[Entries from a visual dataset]
#####

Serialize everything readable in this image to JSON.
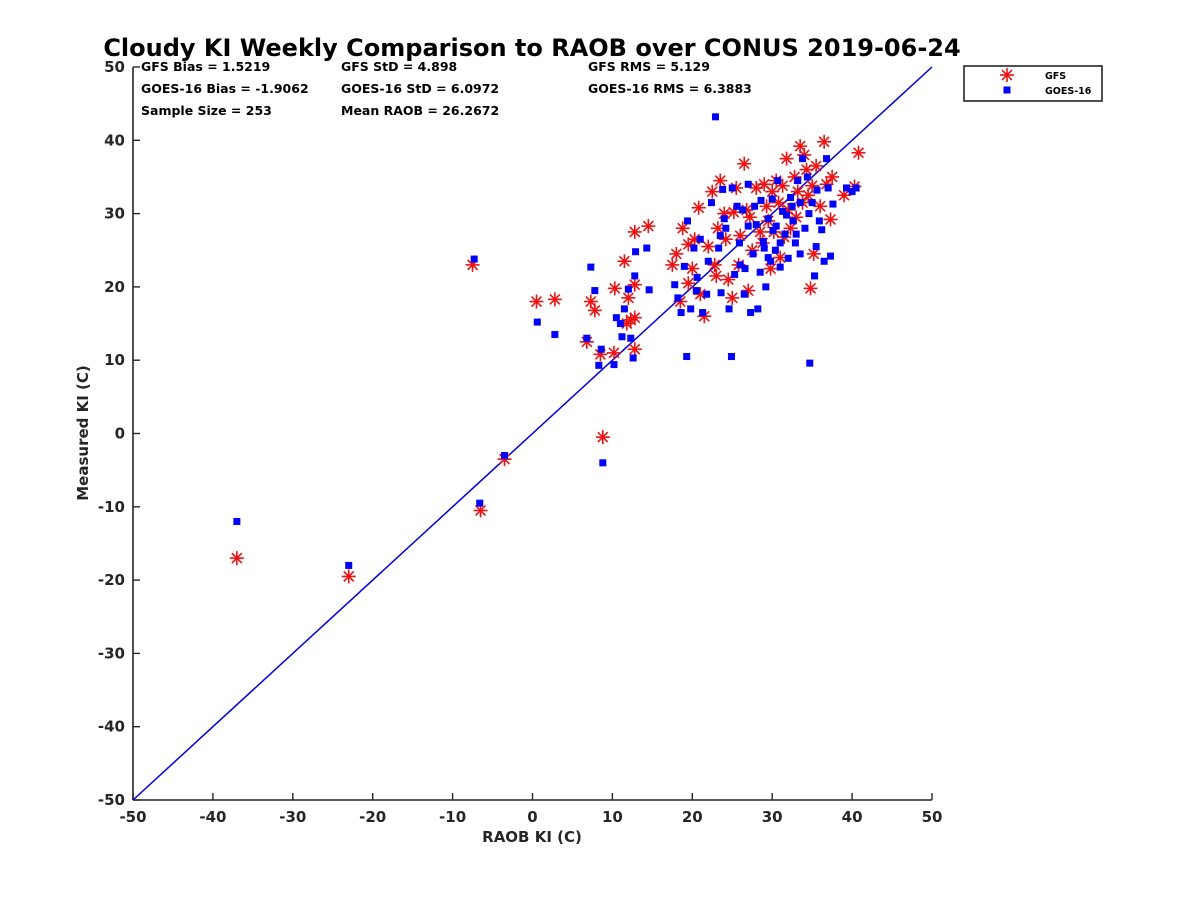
{
  "chart_data": {
    "type": "scatter",
    "title": "Cloudy KI Weekly Comparison to RAOB over CONUS 2019-06-24",
    "xlabel": "RAOB KI (C)",
    "ylabel": "Measured KI (C)",
    "xlim": [
      -50,
      50
    ],
    "ylim": [
      -50,
      50
    ],
    "xticks": [
      "-50",
      "-40",
      "-30",
      "-20",
      "-10",
      "0",
      "10",
      "20",
      "30",
      "40",
      "50"
    ],
    "yticks": [
      "-50",
      "-40",
      "-30",
      "-20",
      "-10",
      "0",
      "10",
      "20",
      "30",
      "40",
      "50"
    ],
    "grid": false,
    "legend_position": "top-right outside",
    "reference_line": {
      "from": [
        -50,
        -50
      ],
      "to": [
        50,
        50
      ],
      "color": "#0000dd",
      "label": "1:1 line"
    },
    "stats": [
      "GFS Bias = 1.5219",
      "GFS StD = 4.898",
      "GFS RMS = 5.129",
      "GOES-16 Bias = -1.9062",
      "GOES-16 StD = 6.0972",
      "GOES-16 RMS = 6.3883",
      "Sample Size = 253",
      "Mean RAOB = 26.2672"
    ],
    "series": [
      {
        "name": "GFS",
        "marker": "asterisk",
        "color": "#ee1111",
        "points": [
          [
            -37,
            -17
          ],
          [
            -23,
            -19.5
          ],
          [
            -7.5,
            23
          ],
          [
            -6.5,
            -10.5
          ],
          [
            -3.5,
            -3.5
          ],
          [
            0.5,
            18
          ],
          [
            2.8,
            18.3
          ],
          [
            6.8,
            12.5
          ],
          [
            7.3,
            18
          ],
          [
            7.8,
            16.8
          ],
          [
            8.5,
            10.8
          ],
          [
            8.8,
            -0.5
          ],
          [
            10.2,
            11
          ],
          [
            10.3,
            19.8
          ],
          [
            11.5,
            23.5
          ],
          [
            11.8,
            15
          ],
          [
            12,
            18.5
          ],
          [
            12.3,
            15.5
          ],
          [
            12.8,
            11.5
          ],
          [
            12.8,
            15.8
          ],
          [
            12.8,
            20.3
          ],
          [
            12.8,
            27.5
          ],
          [
            14.5,
            28.3
          ],
          [
            17.5,
            23
          ],
          [
            18,
            24.5
          ],
          [
            18.5,
            18
          ],
          [
            18.8,
            28
          ],
          [
            19.5,
            25.8
          ],
          [
            19.5,
            20.5
          ],
          [
            20,
            22.5
          ],
          [
            20.3,
            26.5
          ],
          [
            20.8,
            30.8
          ],
          [
            21,
            19
          ],
          [
            21.5,
            16
          ],
          [
            22.5,
            33
          ],
          [
            22.8,
            23
          ],
          [
            23.2,
            28
          ],
          [
            23.5,
            34.5
          ],
          [
            24,
            30
          ],
          [
            24.5,
            21
          ],
          [
            25,
            18.5
          ],
          [
            25.5,
            33.5
          ],
          [
            25.8,
            23
          ],
          [
            26.5,
            36.8
          ],
          [
            26.8,
            30.5
          ],
          [
            27,
            19.5
          ],
          [
            27.5,
            25
          ],
          [
            28,
            33.5
          ],
          [
            28.5,
            27.5
          ],
          [
            29,
            34
          ],
          [
            29.3,
            31
          ],
          [
            29.5,
            29
          ],
          [
            30,
            33
          ],
          [
            30.5,
            34.5
          ],
          [
            30.8,
            31.5
          ],
          [
            31,
            24
          ],
          [
            31.3,
            33.8
          ],
          [
            31.8,
            37.5
          ],
          [
            32,
            30.5
          ],
          [
            32.3,
            28
          ],
          [
            32.8,
            35
          ],
          [
            33.2,
            33
          ],
          [
            33.5,
            39.2
          ],
          [
            33.8,
            31.5
          ],
          [
            34,
            38
          ],
          [
            34.3,
            36
          ],
          [
            34.8,
            19.8
          ],
          [
            35,
            33.8
          ],
          [
            35.2,
            24.5
          ],
          [
            35.5,
            36.5
          ],
          [
            36,
            31
          ],
          [
            36.5,
            39.8
          ],
          [
            36.8,
            34
          ],
          [
            37.3,
            29.2
          ],
          [
            37.5,
            35
          ],
          [
            39,
            32.5
          ],
          [
            40.3,
            33.7
          ],
          [
            40.8,
            38.3
          ],
          [
            26,
            27
          ],
          [
            27.2,
            29.5
          ],
          [
            28.8,
            26
          ],
          [
            30.2,
            27.5
          ],
          [
            33,
            29.5
          ],
          [
            22,
            25.5
          ],
          [
            24.2,
            26.5
          ],
          [
            25.2,
            30.2
          ],
          [
            29.8,
            22.5
          ],
          [
            31.5,
            26.8
          ],
          [
            34.5,
            32.5
          ],
          [
            23,
            21.5
          ]
        ]
      },
      {
        "name": "GOES-16",
        "marker": "square",
        "color": "#0000ff",
        "points": [
          [
            -37,
            -12
          ],
          [
            -23,
            -18
          ],
          [
            -7.3,
            23.8
          ],
          [
            -6.6,
            -9.5
          ],
          [
            -3.5,
            -3
          ],
          [
            0.6,
            15.2
          ],
          [
            2.8,
            13.5
          ],
          [
            6.8,
            13
          ],
          [
            7.3,
            22.7
          ],
          [
            7.8,
            19.5
          ],
          [
            8.3,
            9.3
          ],
          [
            8.6,
            11.5
          ],
          [
            8.8,
            -4
          ],
          [
            10.2,
            9.4
          ],
          [
            10.5,
            15.8
          ],
          [
            11,
            15
          ],
          [
            11.2,
            13.2
          ],
          [
            11.5,
            17
          ],
          [
            12,
            19.7
          ],
          [
            12.3,
            13
          ],
          [
            12.6,
            10.3
          ],
          [
            12.8,
            21.5
          ],
          [
            12.9,
            24.8
          ],
          [
            14.3,
            25.3
          ],
          [
            14.6,
            19.6
          ],
          [
            17.8,
            20.3
          ],
          [
            18.2,
            18.5
          ],
          [
            18.6,
            16.5
          ],
          [
            19,
            22.8
          ],
          [
            19.3,
            10.5
          ],
          [
            19.4,
            29
          ],
          [
            19.8,
            17
          ],
          [
            20.2,
            25.3
          ],
          [
            20.6,
            21.3
          ],
          [
            21.3,
            16.5
          ],
          [
            21.8,
            19
          ],
          [
            22.4,
            31.5
          ],
          [
            22.9,
            43.2
          ],
          [
            23.3,
            25.3
          ],
          [
            23.6,
            19.2
          ],
          [
            23.8,
            33.3
          ],
          [
            24.2,
            28
          ],
          [
            24.6,
            17
          ],
          [
            24.9,
            10.5
          ],
          [
            25.3,
            21.7
          ],
          [
            25.6,
            31
          ],
          [
            25.9,
            26
          ],
          [
            26.3,
            30.5
          ],
          [
            26.6,
            22.5
          ],
          [
            27,
            34
          ],
          [
            27.3,
            16.5
          ],
          [
            27.6,
            24.5
          ],
          [
            28,
            28.5
          ],
          [
            28.2,
            17
          ],
          [
            28.6,
            31.8
          ],
          [
            28.9,
            26.2
          ],
          [
            29.2,
            20
          ],
          [
            29.5,
            29.3
          ],
          [
            29.8,
            23.5
          ],
          [
            30.1,
            27.7
          ],
          [
            30.4,
            25
          ],
          [
            30.7,
            34.5
          ],
          [
            31,
            22.7
          ],
          [
            31.3,
            30.3
          ],
          [
            31.6,
            27.2
          ],
          [
            32,
            23.9
          ],
          [
            32.3,
            32.2
          ],
          [
            32.6,
            29
          ],
          [
            32.9,
            26
          ],
          [
            33.2,
            34.5
          ],
          [
            33.5,
            31.5
          ],
          [
            33.8,
            37.5
          ],
          [
            34.1,
            28
          ],
          [
            34.4,
            35
          ],
          [
            34.7,
            9.6
          ],
          [
            35,
            31.5
          ],
          [
            35.3,
            21.5
          ],
          [
            35.6,
            33.2
          ],
          [
            35.9,
            29
          ],
          [
            36.2,
            27.8
          ],
          [
            36.5,
            23.5
          ],
          [
            36.8,
            37.5
          ],
          [
            37,
            33.5
          ],
          [
            37.3,
            24.2
          ],
          [
            37.6,
            31.3
          ],
          [
            39.3,
            33.5
          ],
          [
            40,
            33
          ],
          [
            40.5,
            33.5
          ],
          [
            21,
            26.5
          ],
          [
            22,
            23.5
          ],
          [
            24,
            29.3
          ],
          [
            26.5,
            19
          ],
          [
            27.8,
            31
          ],
          [
            29,
            25.3
          ],
          [
            30.5,
            28.3
          ],
          [
            31.8,
            29.8
          ],
          [
            33,
            27.2
          ],
          [
            34.6,
            30
          ],
          [
            25,
            33.5
          ],
          [
            28.5,
            22
          ],
          [
            30,
            32
          ],
          [
            32.5,
            31
          ],
          [
            35.5,
            25.5
          ],
          [
            20.5,
            19.5
          ],
          [
            23.5,
            27
          ],
          [
            26,
            23
          ],
          [
            27,
            28.3
          ],
          [
            29.5,
            24
          ],
          [
            31,
            26
          ],
          [
            33.5,
            24.5
          ]
        ]
      }
    ]
  },
  "legend": {
    "items": [
      {
        "label": "GFS",
        "marker": "asterisk",
        "color": "#ee1111"
      },
      {
        "label": "GOES-16",
        "marker": "square",
        "color": "#0000ff"
      }
    ]
  },
  "colors": {
    "axis": "#262626",
    "gfs": "#ee1111",
    "goes": "#0000ff",
    "line": "#0000dd"
  }
}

#####

[TASK DIRECTIONS] Copy each line of the listing that includes "RAOB".

[TASK ANSWER]
    "title": "Cloudy KI Weekly Comparison to RAOB over CONUS 2019-06-24",
    "xlabel": "RAOB KI (C)",
      "Mean RAOB = 26.2672"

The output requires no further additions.